-- To be done --
Each line of the listing that contains the word "JSON" is to be copied.
________________________________________
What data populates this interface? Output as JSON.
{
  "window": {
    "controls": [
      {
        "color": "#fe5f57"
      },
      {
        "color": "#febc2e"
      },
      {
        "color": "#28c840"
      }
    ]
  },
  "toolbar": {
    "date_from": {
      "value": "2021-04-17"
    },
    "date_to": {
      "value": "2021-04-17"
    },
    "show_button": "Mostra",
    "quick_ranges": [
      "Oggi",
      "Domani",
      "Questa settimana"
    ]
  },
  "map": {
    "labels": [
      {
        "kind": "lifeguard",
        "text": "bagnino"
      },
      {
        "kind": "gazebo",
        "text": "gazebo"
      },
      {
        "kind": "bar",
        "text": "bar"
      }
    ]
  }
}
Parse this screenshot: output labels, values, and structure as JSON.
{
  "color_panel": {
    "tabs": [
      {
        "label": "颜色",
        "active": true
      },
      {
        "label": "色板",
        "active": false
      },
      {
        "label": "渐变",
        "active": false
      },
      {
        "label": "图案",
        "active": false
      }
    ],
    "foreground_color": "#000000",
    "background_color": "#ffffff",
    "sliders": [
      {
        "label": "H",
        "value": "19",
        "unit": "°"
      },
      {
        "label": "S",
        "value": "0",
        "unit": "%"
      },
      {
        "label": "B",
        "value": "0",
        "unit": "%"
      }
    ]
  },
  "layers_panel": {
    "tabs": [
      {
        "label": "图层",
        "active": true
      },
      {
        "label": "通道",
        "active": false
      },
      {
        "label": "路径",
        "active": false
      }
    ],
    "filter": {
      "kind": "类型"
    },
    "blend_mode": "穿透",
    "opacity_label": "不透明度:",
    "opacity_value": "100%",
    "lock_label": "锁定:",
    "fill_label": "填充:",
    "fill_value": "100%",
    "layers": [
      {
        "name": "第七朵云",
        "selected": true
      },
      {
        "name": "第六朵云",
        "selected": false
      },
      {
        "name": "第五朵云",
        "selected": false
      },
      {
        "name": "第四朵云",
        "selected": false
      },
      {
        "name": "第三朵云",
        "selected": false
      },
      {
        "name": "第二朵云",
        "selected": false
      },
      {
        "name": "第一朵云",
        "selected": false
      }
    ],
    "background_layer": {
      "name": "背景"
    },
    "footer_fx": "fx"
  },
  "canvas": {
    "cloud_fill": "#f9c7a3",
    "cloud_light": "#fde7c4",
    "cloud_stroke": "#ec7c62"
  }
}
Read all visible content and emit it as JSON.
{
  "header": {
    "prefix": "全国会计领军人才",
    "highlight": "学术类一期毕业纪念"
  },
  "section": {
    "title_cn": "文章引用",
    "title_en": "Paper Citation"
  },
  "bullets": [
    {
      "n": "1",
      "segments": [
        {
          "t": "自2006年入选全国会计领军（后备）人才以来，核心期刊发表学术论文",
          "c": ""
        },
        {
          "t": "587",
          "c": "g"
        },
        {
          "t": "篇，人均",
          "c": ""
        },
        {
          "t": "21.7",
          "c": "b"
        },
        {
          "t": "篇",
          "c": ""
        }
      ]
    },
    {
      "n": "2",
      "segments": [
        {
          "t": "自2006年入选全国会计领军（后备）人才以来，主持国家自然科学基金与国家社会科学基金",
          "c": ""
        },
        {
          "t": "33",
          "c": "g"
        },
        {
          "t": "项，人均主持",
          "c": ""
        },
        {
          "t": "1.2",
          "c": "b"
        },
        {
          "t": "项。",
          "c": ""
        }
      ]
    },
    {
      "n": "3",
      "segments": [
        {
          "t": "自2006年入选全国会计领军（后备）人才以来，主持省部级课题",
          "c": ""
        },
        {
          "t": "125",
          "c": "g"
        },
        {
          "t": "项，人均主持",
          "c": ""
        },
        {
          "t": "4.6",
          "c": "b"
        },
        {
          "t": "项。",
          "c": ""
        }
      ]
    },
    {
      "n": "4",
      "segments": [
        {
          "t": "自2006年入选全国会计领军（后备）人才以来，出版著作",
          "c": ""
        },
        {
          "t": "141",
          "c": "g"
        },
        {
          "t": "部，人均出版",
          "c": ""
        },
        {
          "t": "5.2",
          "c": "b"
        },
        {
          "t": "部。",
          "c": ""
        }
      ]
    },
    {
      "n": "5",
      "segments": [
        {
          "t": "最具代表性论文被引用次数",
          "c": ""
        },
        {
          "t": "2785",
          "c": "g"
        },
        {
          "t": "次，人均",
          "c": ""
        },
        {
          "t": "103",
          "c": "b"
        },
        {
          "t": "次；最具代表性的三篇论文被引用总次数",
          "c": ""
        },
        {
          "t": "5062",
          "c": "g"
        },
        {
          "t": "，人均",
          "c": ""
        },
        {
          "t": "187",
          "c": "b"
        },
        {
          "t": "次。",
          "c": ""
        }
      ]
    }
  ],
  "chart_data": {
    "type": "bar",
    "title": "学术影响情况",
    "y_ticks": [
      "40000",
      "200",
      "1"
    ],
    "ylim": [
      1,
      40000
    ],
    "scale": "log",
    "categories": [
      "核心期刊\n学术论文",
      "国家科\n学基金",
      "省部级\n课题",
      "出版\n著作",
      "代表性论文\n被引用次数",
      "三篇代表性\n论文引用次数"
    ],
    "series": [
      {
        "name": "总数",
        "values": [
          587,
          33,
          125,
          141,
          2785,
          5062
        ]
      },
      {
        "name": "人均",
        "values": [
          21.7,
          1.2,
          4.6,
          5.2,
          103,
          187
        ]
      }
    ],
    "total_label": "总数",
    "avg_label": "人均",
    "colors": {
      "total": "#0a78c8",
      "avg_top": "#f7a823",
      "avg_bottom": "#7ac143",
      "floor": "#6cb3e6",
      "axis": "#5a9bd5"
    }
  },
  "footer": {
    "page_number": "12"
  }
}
________________________________________
-- Response to this exercise --
What data populates this interface? Output as JSON.
Parse this screenshot: output labels, values, and structure as JSON.
Read all visible content and emit it as JSON.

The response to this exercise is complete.